> _Direction_
Print all of the entries exactly, minus the pictures.

> _Dataset entries_
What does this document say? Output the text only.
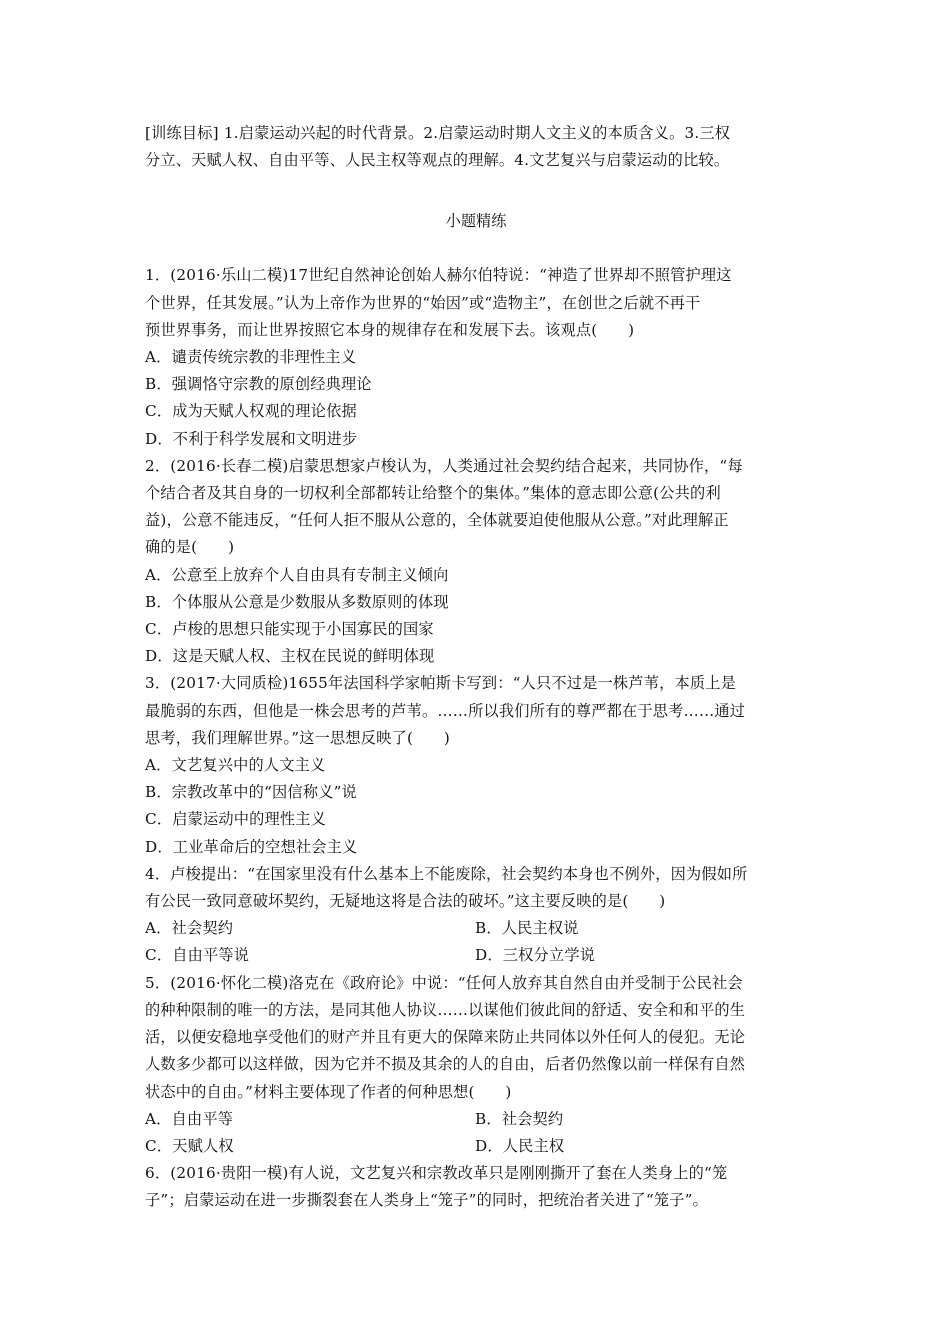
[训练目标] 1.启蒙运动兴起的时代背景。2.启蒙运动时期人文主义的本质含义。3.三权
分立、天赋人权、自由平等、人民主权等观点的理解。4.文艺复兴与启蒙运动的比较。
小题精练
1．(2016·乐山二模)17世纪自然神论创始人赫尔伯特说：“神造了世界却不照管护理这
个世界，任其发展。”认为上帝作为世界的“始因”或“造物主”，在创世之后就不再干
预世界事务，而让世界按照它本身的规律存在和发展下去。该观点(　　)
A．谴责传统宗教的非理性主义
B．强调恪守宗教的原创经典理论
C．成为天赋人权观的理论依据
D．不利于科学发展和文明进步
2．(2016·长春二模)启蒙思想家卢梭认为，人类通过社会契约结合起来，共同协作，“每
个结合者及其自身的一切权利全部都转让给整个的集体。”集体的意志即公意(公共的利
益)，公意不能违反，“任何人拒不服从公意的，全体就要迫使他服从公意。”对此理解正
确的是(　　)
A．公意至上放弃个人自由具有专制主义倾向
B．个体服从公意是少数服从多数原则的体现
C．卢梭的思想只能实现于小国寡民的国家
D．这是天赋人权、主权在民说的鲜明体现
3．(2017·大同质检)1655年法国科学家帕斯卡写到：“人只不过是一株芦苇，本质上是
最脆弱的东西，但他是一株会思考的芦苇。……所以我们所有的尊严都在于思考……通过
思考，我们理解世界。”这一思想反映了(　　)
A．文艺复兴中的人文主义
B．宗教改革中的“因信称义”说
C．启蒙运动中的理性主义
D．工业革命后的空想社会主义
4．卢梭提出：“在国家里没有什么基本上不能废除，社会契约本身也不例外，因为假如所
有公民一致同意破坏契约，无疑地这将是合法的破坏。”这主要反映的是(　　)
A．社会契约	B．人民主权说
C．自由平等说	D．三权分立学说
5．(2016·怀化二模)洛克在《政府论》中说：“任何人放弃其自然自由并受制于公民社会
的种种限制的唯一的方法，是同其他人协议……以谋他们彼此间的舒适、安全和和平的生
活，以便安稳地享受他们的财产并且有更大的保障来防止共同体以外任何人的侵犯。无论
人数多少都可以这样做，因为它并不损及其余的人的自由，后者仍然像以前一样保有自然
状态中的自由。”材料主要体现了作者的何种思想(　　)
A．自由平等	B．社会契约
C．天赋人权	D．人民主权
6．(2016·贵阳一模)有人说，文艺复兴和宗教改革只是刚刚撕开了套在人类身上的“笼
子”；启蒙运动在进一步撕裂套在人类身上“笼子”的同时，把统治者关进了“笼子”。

> _Problem solution_
What does this document say? Output the text only.
[训练目标] 1.启蒙运动兴起的时代背景。2.启蒙运动时期人文主义的本质含义。3.三权
分立、天赋人权、自由平等、人民主权等观点的理解。4.文艺复兴与启蒙运动的比较。
小题精练
1．(2016·乐山二模)17世纪自然神论创始人赫尔伯特说：“神造了世界却不照管护理这
个世界，任其发展。”认为上帝作为世界的“始因”或“造物主”，在创世之后就不再干
预世界事务，而让世界按照它本身的规律存在和发展下去。该观点(　　)
A．谴责传统宗教的非理性主义
B．强调恪守宗教的原创经典理论
C．成为天赋人权观的理论依据
D．不利于科学发展和文明进步
2．(2016·长春二模)启蒙思想家卢梭认为，人类通过社会契约结合起来，共同协作，“每
个结合者及其自身的一切权利全部都转让给整个的集体。”集体的意志即公意(公共的利
益)，公意不能违反，“任何人拒不服从公意的，全体就要迫使他服从公意。”对此理解正
确的是(　　)
A．公意至上放弃个人自由具有专制主义倾向
B．个体服从公意是少数服从多数原则的体现
C．卢梭的思想只能实现于小国寡民的国家
D．这是天赋人权、主权在民说的鲜明体现
3．(2017·大同质检)1655年法国科学家帕斯卡写到：“人只不过是一株芦苇，本质上是
最脆弱的东西，但他是一株会思考的芦苇。……所以我们所有的尊严都在于思考……通过
思考，我们理解世界。”这一思想反映了(　　)
A．文艺复兴中的人文主义
B．宗教改革中的“因信称义”说
C．启蒙运动中的理性主义
D．工业革命后的空想社会主义
4．卢梭提出：“在国家里没有什么基本上不能废除，社会契约本身也不例外，因为假如所
有公民一致同意破坏契约，无疑地这将是合法的破坏。”这主要反映的是(　　)
A．社会契约	B．人民主权说
C．自由平等说	D．三权分立学说
5．(2016·怀化二模)洛克在《政府论》中说：“任何人放弃其自然自由并受制于公民社会
的种种限制的唯一的方法，是同其他人协议……以谋他们彼此间的舒适、安全和和平的生
活，以便安稳地享受他们的财产并且有更大的保障来防止共同体以外任何人的侵犯。无论
人数多少都可以这样做，因为它并不损及其余的人的自由，后者仍然像以前一样保有自然
状态中的自由。”材料主要体现了作者的何种思想(　　)
A．自由平等	B．社会契约
C．天赋人权	D．人民主权
6．(2016·贵阳一模)有人说，文艺复兴和宗教改革只是刚刚撕开了套在人类身上的“笼
子”；启蒙运动在进一步撕裂套在人类身上“笼子”的同时，把统治者关进了“笼子”。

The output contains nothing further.